[Data excerpts]
###

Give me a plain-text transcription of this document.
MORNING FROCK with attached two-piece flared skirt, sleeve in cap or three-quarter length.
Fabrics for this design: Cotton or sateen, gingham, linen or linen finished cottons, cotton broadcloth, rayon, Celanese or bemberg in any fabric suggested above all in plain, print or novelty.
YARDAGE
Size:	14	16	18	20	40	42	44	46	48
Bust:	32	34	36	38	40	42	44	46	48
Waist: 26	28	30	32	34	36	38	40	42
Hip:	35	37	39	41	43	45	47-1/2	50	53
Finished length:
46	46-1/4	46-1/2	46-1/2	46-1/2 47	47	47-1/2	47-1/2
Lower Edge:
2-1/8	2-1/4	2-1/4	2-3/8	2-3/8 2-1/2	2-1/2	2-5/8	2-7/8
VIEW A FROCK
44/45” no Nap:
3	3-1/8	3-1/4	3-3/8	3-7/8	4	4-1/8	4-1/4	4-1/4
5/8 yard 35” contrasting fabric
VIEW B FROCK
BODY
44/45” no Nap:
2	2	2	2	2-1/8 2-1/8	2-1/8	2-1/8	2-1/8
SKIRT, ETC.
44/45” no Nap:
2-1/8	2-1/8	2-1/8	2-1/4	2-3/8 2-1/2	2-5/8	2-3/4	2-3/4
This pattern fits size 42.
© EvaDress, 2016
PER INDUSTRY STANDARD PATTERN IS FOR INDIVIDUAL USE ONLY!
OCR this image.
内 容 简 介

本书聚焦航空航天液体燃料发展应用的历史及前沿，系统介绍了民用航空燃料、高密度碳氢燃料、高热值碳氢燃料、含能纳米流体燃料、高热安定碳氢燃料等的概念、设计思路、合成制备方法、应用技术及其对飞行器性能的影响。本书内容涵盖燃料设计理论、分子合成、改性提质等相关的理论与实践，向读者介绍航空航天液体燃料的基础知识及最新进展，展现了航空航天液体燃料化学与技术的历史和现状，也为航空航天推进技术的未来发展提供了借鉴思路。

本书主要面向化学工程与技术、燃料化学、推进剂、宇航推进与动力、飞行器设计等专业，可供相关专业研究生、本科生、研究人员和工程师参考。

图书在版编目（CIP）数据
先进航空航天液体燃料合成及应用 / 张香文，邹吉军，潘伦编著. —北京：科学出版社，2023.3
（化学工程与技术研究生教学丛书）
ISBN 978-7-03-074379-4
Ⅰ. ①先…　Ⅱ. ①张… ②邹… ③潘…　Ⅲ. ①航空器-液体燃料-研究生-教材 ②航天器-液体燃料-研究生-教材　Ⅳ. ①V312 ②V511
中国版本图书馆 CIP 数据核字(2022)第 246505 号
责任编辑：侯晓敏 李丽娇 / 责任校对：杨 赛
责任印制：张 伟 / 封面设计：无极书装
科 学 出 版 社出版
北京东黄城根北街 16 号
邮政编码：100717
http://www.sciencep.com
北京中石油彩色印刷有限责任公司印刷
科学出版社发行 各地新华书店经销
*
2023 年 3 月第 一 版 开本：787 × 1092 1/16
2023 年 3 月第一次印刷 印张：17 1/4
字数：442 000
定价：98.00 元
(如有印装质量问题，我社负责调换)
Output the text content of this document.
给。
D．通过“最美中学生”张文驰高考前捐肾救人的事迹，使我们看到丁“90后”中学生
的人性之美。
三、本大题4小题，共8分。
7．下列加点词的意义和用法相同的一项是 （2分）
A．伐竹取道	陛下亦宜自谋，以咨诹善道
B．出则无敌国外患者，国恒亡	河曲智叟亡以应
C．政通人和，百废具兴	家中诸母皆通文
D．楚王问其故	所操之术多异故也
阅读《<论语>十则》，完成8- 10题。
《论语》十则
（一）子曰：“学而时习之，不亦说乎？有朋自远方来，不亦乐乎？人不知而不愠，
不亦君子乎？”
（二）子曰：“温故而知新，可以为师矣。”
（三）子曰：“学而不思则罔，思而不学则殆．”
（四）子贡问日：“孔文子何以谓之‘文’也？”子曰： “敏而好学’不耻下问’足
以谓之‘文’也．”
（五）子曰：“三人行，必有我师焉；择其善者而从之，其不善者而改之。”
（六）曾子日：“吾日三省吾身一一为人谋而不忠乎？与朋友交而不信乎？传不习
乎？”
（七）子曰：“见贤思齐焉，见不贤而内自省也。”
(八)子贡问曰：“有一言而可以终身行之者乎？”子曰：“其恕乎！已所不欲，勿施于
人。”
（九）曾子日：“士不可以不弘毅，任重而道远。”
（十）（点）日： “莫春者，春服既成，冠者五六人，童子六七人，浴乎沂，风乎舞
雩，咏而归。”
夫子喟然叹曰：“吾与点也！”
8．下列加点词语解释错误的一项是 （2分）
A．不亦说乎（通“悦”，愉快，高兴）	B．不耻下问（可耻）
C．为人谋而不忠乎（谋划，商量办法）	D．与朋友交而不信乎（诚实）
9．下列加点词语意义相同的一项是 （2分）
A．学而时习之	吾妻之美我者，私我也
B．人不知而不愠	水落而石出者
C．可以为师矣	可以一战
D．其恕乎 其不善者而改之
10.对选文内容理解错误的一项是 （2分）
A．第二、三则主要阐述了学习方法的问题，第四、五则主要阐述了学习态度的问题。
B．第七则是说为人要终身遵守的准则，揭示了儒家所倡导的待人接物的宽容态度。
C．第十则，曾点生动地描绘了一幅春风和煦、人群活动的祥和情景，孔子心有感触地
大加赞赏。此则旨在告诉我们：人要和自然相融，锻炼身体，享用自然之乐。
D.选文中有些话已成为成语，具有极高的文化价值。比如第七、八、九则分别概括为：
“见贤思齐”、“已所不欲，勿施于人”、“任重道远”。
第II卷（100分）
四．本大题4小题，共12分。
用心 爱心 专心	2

###

- [Work to complete]:
Determine the number of lines in the entries above where the string "text" appears. Answer with the number alone.

- [Result of this task]:
2